> _Task prompt_: Examine the records and identify each line that includes the string "Puer". Copy those lines.

> _Given data_:
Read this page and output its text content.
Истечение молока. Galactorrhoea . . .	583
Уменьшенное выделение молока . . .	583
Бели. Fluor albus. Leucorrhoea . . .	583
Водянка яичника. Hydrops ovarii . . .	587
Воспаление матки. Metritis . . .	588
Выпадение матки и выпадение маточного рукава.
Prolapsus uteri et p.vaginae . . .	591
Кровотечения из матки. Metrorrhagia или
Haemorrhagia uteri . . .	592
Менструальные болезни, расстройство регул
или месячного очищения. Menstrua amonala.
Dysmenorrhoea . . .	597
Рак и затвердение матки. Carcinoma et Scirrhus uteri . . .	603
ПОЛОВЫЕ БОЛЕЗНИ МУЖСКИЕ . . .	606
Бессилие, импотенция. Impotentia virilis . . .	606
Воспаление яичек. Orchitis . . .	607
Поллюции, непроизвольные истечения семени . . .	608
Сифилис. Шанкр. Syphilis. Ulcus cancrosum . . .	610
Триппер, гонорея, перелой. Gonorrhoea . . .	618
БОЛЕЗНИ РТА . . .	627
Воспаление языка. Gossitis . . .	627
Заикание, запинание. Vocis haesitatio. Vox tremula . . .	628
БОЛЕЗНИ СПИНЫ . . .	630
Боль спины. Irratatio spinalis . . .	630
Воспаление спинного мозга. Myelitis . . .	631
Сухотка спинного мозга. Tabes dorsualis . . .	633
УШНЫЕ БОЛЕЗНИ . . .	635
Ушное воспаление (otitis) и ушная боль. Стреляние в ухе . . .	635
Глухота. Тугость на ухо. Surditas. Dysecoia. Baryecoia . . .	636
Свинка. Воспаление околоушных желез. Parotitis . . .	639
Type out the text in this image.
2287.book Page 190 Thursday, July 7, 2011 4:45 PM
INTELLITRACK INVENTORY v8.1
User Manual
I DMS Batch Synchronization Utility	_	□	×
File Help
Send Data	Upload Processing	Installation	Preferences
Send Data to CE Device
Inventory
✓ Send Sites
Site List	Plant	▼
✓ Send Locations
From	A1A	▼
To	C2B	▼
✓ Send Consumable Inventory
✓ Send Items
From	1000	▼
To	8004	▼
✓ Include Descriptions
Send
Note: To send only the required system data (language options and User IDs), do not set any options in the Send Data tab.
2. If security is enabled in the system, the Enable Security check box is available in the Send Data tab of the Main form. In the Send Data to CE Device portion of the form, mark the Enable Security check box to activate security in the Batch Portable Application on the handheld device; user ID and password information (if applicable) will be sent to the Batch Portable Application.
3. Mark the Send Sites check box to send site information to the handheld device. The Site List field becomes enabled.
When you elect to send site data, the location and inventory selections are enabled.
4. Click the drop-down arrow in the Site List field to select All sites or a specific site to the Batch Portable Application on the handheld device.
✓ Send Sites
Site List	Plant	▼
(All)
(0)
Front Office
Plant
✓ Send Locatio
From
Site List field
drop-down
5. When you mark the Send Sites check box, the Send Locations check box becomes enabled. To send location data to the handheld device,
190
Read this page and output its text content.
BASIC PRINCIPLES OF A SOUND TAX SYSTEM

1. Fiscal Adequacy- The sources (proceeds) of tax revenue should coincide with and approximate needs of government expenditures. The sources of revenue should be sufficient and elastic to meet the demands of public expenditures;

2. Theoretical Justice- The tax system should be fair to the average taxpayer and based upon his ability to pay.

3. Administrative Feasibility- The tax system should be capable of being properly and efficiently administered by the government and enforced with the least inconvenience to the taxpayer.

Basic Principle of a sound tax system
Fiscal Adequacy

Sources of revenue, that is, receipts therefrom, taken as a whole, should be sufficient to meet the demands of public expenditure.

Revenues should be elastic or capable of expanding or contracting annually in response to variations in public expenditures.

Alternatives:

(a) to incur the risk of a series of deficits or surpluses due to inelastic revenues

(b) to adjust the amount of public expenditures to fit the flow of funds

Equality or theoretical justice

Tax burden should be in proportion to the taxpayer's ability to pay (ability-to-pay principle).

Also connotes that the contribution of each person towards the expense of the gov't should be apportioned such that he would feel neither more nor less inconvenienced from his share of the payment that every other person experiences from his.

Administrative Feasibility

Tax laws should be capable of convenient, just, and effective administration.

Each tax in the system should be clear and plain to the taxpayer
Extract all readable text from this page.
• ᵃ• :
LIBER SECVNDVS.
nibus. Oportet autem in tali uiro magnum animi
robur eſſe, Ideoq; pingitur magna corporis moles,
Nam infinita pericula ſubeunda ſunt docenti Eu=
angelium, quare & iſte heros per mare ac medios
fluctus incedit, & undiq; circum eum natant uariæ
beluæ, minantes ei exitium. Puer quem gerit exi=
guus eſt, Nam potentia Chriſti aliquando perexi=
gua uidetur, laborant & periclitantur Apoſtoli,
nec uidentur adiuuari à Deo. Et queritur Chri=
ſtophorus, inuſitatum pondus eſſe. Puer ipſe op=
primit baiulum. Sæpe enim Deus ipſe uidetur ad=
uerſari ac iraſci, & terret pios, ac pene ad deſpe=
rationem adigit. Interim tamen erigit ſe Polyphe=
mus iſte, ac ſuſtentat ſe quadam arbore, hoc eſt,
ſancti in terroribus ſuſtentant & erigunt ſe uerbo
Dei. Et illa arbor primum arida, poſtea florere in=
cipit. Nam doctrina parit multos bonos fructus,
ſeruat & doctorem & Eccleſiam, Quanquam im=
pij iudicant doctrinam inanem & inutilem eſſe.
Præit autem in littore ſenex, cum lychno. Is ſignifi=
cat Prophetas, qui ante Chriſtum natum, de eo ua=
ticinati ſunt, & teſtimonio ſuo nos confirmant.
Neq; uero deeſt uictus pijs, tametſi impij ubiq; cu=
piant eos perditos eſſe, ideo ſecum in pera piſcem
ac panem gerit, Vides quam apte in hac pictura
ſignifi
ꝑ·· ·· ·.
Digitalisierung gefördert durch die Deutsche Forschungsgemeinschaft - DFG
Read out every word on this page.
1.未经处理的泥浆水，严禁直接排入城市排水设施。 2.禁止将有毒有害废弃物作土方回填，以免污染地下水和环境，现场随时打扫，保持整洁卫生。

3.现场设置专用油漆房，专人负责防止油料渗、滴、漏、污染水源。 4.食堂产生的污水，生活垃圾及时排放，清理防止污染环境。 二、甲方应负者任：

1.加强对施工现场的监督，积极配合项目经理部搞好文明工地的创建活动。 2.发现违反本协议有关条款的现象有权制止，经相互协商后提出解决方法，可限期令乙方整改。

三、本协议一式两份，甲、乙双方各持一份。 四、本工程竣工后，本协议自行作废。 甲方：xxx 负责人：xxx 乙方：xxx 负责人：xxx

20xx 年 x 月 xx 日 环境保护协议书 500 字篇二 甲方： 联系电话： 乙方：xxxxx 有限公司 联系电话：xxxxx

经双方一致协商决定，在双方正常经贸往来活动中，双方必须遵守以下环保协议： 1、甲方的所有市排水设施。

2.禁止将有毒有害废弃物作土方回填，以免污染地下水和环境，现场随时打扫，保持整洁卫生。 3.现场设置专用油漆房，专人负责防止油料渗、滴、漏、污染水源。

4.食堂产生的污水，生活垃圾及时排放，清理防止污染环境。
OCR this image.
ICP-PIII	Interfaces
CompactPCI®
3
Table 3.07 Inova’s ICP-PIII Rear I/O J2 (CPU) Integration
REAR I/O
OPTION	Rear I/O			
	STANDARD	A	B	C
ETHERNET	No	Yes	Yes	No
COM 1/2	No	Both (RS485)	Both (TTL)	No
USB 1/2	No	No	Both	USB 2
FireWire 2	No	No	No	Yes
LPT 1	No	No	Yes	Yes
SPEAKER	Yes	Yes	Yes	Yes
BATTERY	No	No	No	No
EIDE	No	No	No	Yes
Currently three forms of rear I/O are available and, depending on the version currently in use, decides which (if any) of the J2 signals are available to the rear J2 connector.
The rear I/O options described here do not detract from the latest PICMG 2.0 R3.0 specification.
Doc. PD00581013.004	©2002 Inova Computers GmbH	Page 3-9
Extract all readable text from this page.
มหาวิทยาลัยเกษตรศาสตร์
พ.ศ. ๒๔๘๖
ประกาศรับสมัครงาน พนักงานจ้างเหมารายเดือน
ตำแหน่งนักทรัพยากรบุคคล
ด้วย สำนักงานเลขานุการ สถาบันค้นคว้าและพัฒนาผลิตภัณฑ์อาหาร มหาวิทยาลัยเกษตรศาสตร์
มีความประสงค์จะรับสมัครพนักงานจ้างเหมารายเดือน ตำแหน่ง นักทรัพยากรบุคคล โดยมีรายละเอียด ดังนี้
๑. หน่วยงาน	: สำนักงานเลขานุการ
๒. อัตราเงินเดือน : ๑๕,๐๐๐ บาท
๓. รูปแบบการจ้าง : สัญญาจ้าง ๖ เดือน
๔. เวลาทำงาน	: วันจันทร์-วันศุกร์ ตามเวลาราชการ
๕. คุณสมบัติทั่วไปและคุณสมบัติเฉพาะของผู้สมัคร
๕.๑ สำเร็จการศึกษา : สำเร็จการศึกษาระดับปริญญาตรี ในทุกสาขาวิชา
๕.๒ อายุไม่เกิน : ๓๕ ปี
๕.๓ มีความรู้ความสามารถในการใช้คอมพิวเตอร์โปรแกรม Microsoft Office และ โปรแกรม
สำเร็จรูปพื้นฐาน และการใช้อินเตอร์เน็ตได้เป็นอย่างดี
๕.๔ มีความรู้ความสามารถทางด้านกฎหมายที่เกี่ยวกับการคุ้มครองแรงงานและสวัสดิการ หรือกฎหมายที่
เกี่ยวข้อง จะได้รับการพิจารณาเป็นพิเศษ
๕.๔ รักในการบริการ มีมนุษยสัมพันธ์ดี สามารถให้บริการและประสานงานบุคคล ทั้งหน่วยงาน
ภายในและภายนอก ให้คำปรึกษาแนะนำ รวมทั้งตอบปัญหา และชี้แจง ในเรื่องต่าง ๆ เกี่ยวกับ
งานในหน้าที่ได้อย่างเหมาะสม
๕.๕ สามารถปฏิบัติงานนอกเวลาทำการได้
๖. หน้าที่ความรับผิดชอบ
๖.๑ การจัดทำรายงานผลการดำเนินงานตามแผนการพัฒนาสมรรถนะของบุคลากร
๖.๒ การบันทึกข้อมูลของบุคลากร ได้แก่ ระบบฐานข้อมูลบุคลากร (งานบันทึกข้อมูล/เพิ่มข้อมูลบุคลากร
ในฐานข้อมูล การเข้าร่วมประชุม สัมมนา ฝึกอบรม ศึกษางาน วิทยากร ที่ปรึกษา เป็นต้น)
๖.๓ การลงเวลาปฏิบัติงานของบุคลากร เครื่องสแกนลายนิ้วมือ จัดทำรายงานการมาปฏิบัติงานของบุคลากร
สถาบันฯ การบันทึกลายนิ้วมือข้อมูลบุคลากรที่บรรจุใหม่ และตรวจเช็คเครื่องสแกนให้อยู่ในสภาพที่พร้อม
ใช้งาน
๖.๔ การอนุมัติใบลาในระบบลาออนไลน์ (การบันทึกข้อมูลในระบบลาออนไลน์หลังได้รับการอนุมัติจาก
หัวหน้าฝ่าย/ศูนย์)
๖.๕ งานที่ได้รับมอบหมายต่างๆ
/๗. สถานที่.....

> _Result of the exercise_:
beluæ, minantes ei exitium. Puer quem gerit exi=
ſtophorus, inuſitatum pondus eſſe. Puer ipſe op=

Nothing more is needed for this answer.